__Exercise brief__: Give back all the data exactly, line by line.

* BEGIN Listed entries *

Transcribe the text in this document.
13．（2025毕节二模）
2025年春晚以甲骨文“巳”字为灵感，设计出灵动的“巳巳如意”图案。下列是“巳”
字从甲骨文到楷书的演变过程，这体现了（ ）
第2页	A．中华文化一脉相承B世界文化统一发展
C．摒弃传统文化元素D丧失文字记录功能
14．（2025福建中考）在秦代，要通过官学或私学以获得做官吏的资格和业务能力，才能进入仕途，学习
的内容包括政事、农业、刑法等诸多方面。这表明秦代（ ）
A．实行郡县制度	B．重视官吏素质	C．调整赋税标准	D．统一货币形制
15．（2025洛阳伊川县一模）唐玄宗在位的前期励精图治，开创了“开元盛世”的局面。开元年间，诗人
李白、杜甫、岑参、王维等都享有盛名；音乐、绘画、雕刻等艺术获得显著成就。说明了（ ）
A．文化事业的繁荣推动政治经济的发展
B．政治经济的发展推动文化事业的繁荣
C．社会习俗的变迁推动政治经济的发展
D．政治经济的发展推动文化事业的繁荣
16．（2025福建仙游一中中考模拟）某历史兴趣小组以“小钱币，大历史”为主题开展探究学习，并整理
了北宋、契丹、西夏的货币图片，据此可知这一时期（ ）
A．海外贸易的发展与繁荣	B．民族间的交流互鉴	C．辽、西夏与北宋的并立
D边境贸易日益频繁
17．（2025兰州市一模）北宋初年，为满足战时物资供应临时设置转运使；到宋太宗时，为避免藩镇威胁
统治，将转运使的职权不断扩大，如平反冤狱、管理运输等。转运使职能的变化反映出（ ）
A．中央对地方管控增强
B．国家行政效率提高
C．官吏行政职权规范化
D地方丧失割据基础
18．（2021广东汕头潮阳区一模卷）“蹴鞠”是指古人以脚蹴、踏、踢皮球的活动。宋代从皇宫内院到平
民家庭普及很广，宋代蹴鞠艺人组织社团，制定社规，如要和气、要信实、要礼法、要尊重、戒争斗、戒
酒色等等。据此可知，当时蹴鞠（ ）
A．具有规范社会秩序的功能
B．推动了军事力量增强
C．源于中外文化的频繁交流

* END Listed entries *

__Solved problem__:
Transcribe the text in this document.
13．（2025毕节二模）
2025年春晚以甲骨文“巳”字为灵感，设计出灵动的“巳巳如意”图案。下列是“巳”
字从甲骨文到楷书的演变过程，这体现了（ ）
第2页	A．中华文化一脉相承B世界文化统一发展
C．摒弃传统文化元素D丧失文字记录功能
14．（2025福建中考）在秦代，要通过官学或私学以获得做官吏的资格和业务能力，才能进入仕途，学习
的内容包括政事、农业、刑法等诸多方面。这表明秦代（ ）
A．实行郡县制度	B．重视官吏素质	C．调整赋税标准	D．统一货币形制
15．（2025洛阳伊川县一模）唐玄宗在位的前期励精图治，开创了“开元盛世”的局面。开元年间，诗人
李白、杜甫、岑参、王维等都享有盛名；音乐、绘画、雕刻等艺术获得显著成就。说明了（ ）
A．文化事业的繁荣推动政治经济的发展
B．政治经济的发展推动文化事业的繁荣
C．社会习俗的变迁推动政治经济的发展
D．政治经济的发展推动文化事业的繁荣
16．（2025福建仙游一中中考模拟）某历史兴趣小组以“小钱币，大历史”为主题开展探究学习，并整理
了北宋、契丹、西夏的货币图片，据此可知这一时期（ ）
A．海外贸易的发展与繁荣	B．民族间的交流互鉴	C．辽、西夏与北宋的并立
D边境贸易日益频繁
17．（2025兰州市一模）北宋初年，为满足战时物资供应临时设置转运使；到宋太宗时，为避免藩镇威胁
统治，将转运使的职权不断扩大，如平反冤狱、管理运输等。转运使职能的变化反映出（ ）
A．中央对地方管控增强
B．国家行政效率提高
C．官吏行政职权规范化
D地方丧失割据基础
18．（2021广东汕头潮阳区一模卷）“蹴鞠”是指古人以脚蹴、踏、踢皮球的活动。宋代从皇宫内院到平
民家庭普及很广，宋代蹴鞠艺人组织社团，制定社规，如要和气、要信实、要礼法、要尊重、戒争斗、戒
酒色等等。据此可知，当时蹴鞠（ ）
A．具有规范社会秩序的功能
B．推动了军事力量增强
C．源于中外文化的频繁交流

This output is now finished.